» SHORT PROBLEM:
Make an exact copy of the listing below.

» DATASET ROWS:
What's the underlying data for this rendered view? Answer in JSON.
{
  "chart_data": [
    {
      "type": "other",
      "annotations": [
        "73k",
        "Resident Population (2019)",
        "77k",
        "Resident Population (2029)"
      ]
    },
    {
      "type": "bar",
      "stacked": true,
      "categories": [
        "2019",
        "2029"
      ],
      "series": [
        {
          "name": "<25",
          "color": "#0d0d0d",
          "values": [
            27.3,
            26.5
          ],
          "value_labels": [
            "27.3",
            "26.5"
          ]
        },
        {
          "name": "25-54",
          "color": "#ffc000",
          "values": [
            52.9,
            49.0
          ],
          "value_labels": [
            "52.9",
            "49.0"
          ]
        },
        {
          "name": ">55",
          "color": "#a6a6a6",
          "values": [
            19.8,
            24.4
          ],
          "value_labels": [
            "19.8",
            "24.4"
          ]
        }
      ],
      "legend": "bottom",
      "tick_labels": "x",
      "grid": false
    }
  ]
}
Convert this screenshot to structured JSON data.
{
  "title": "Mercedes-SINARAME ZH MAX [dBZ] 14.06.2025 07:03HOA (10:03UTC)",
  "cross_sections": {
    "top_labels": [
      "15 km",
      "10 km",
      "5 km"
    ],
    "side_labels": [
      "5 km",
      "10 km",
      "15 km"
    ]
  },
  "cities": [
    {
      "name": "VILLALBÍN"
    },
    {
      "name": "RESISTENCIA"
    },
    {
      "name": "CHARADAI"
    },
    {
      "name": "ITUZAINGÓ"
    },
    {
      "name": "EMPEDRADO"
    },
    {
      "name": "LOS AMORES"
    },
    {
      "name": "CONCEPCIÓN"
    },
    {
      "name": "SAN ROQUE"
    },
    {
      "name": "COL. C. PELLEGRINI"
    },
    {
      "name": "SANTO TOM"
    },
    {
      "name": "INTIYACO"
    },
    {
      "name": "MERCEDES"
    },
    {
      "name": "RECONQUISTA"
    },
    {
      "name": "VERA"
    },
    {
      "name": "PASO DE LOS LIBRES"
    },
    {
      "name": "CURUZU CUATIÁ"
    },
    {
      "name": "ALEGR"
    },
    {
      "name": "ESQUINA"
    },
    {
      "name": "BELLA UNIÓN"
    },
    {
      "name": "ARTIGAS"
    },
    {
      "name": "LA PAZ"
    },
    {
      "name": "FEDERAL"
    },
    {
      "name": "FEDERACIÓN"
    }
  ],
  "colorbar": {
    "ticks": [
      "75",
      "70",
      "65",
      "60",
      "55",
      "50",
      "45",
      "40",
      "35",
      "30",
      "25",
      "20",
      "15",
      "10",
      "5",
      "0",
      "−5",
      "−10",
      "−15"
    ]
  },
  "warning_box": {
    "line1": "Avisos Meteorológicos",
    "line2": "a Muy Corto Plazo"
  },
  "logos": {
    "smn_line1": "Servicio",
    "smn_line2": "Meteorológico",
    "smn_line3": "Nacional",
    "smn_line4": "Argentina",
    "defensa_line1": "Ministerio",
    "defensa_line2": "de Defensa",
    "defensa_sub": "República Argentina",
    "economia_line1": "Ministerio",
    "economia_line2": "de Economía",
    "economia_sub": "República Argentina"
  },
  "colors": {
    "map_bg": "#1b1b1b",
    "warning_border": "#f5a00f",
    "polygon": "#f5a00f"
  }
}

» EXERCISE RESPONSE:
What's the underlying data for this rendered view? Answer in JSON.
{
  "chart_data": [
    {
      "type": "other",
      "annotations": [
        "73k",
        "Resident Population (2019)",
        "77k",
        "Resident Population (2029)"
      ]
    },
    {
      "type": "bar",
      "stacked": true,
      "categories": [
        "2019",
        "2029"
      ],
      "series": [
        {
          "name": "<25",
          "color": "#0d0d0d",
          "values": [
            27.3,
            26.5
          ],
          "value_labels": [
            "27.3",
            "26.5"
          ]
        },
        {
          "name": "25-54",
          "color": "#ffc000",
          "values": [
            52.9,
            49.0
          ],
          "value_labels": [
            "52.9",
            "49.0"
          ]
        },
        {
          "name": ">55",
          "color": "#a6a6a6",
          "values": [
            19.8,
            24.4
          ],
          "value_labels": [
            "19.8",
            "24.4"
          ]
        }
      ],
      "legend": "bottom",
      "tick_labels": "x",
      "grid": false
    }
  ]
}
Convert this screenshot to structured JSON data.
{
  "title": "Mercedes-SINARAME ZH MAX [dBZ] 14.06.2025 07:03HOA (10:03UTC)",
  "cross_sections": {
    "top_labels": [
      "15 km",
      "10 km",
      "5 km"
    ],
    "side_labels": [
      "5 km",
      "10 km",
      "15 km"
    ]
  },
  "cities": [
    {
      "name": "VILLALBÍN"
    },
    {
      "name": "RESISTENCIA"
    },
    {
      "name": "CHARADAI"
    },
    {
      "name": "ITUZAINGÓ"
    },
    {
      "name": "EMPEDRADO"
    },
    {
      "name": "LOS AMORES"
    },
    {
      "name": "CONCEPCIÓN"
    },
    {
      "name": "SAN ROQUE"
    },
    {
      "name": "COL. C. PELLEGRINI"
    },
    {
      "name": "SANTO TOM"
    },
    {
      "name": "INTIYACO"
    },
    {
      "name": "MERCEDES"
    },
    {
      "name": "RECONQUISTA"
    },
    {
      "name": "VERA"
    },
    {
      "name": "PASO DE LOS LIBRES"
    },
    {
      "name": "CURUZU CUATIÁ"
    },
    {
      "name": "ALEGR"
    },
    {
      "name": "ESQUINA"
    },
    {
      "name": "BELLA UNIÓN"
    },
    {
      "name": "ARTIGAS"
    },
    {
      "name": "LA PAZ"
    },
    {
      "name": "FEDERAL"
    },
    {
      "name": "FEDERACIÓN"
    }
  ],
  "colorbar": {
    "ticks": [
      "75",
      "70",
      "65",
      "60",
      "55",
      "50",
      "45",
      "40",
      "35",
      "30",
      "25",
      "20",
      "15",
      "10",
      "5",
      "0",
      "−5",
      "−10",
      "−15"
    ]
  },
  "warning_box": {
    "line1": "Avisos Meteorológicos",
    "line2": "a Muy Corto Plazo"
  },
  "logos": {
    "smn_line1": "Servicio",
    "smn_line2": "Meteorológico",
    "smn_line3": "Nacional",
    "smn_line4": "Argentina",
    "defensa_line1": "Ministerio",
    "defensa_line2": "de Defensa",
    "defensa_sub": "República Argentina",
    "economia_line1": "Ministerio",
    "economia_line2": "de Economía",
    "economia_sub": "República Argentina"
  },
  "colors": {
    "map_bg": "#1b1b1b",
    "warning_border": "#f5a00f",
    "polygon": "#f5a00f"
  }
}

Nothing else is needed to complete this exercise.